Stated goal - Exclude the pictures and reproduce the remaining data exactly as written.

=== Dataset entries ===

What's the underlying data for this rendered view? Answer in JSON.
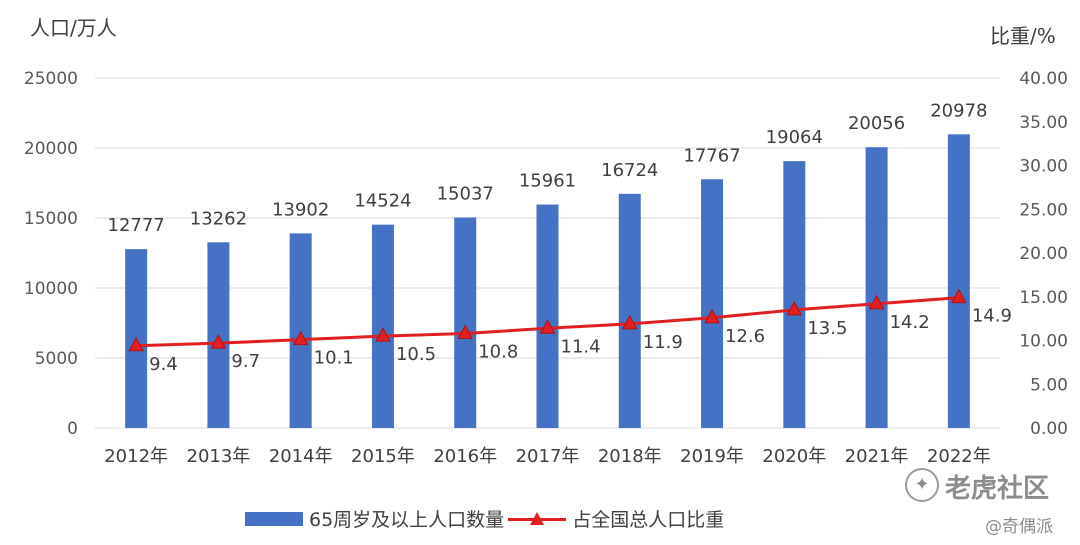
{
  "chart_data": {
    "type": "bar",
    "categories": [
      "2012年",
      "2013年",
      "2014年",
      "2015年",
      "2016年",
      "2017年",
      "2018年",
      "2019年",
      "2020年",
      "2021年",
      "2022年"
    ],
    "ylabel": "人口/万人",
    "y2label": "比重/%",
    "ylim": [
      0,
      25000
    ],
    "yticks": [
      "0",
      "5000",
      "10000",
      "15000",
      "20000",
      "25000"
    ],
    "y2lim": [
      0,
      40
    ],
    "y2ticks": [
      "0.00",
      "5.00",
      "10.00",
      "15.00",
      "20.00",
      "25.00",
      "30.00",
      "35.00",
      "40.00"
    ],
    "grid": true,
    "legend_position": "bottom",
    "series": [
      {
        "name": "65周岁及以上人口数量",
        "type": "bar",
        "axis": "left",
        "color": "#4472C4",
        "values": [
          12777,
          13262,
          13902,
          14524,
          15037,
          15961,
          16724,
          17767,
          19064,
          20056,
          20978
        ],
        "labels": [
          "12777",
          "13262",
          "13902",
          "14524",
          "15037",
          "15961",
          "16724",
          "17767",
          "19064",
          "20056",
          "20978"
        ]
      },
      {
        "name": "占全国总人口比重",
        "type": "line",
        "axis": "right",
        "color": "#E02020",
        "marker": "triangle",
        "values": [
          9.4,
          9.7,
          10.1,
          10.5,
          10.8,
          11.4,
          11.9,
          12.6,
          13.5,
          14.2,
          14.9
        ],
        "labels": [
          "9.4",
          "9.7",
          "10.1",
          "10.5",
          "10.8",
          "11.4",
          "11.9",
          "12.6",
          "13.5",
          "14.2",
          "14.9"
        ]
      }
    ]
  },
  "watermarks": {
    "brand": "老虎社区",
    "credit": "@奇偶派"
  }
}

===

Written answer -
What's the underlying data for this rendered view? Answer in JSON.
{
  "chart_data": {
    "type": "bar",
    "categories": [
      "2012年",
      "2013年",
      "2014年",
      "2015年",
      "2016年",
      "2017年",
      "2018年",
      "2019年",
      "2020年",
      "2021年",
      "2022年"
    ],
    "ylabel": "人口/万人",
    "y2label": "比重/%",
    "ylim": [
      0,
      25000
    ],
    "yticks": [
      "0",
      "5000",
      "10000",
      "15000",
      "20000",
      "25000"
    ],
    "y2lim": [
      0,
      40
    ],
    "y2ticks": [
      "0.00",
      "5.00",
      "10.00",
      "15.00",
      "20.00",
      "25.00",
      "30.00",
      "35.00",
      "40.00"
    ],
    "grid": true,
    "legend_position": "bottom",
    "series": [
      {
        "name": "65周岁及以上人口数量",
        "type": "bar",
        "axis": "left",
        "color": "#4472C4",
        "values": [
          12777,
          13262,
          13902,
          14524,
          15037,
          15961,
          16724,
          17767,
          19064,
          20056,
          20978
        ],
        "labels": [
          "12777",
          "13262",
          "13902",
          "14524",
          "15037",
          "15961",
          "16724",
          "17767",
          "19064",
          "20056",
          "20978"
        ]
      },
      {
        "name": "占全国总人口比重",
        "type": "line",
        "axis": "right",
        "color": "#E02020",
        "marker": "triangle",
        "values": [
          9.4,
          9.7,
          10.1,
          10.5,
          10.8,
          11.4,
          11.9,
          12.6,
          13.5,
          14.2,
          14.9
        ],
        "labels": [
          "9.4",
          "9.7",
          "10.1",
          "10.5",
          "10.8",
          "11.4",
          "11.9",
          "12.6",
          "13.5",
          "14.2",
          "14.9"
        ]
      }
    ]
  },
  "watermarks": {
    "brand": "老虎社区",
    "credit": "@奇偶派"
  }
}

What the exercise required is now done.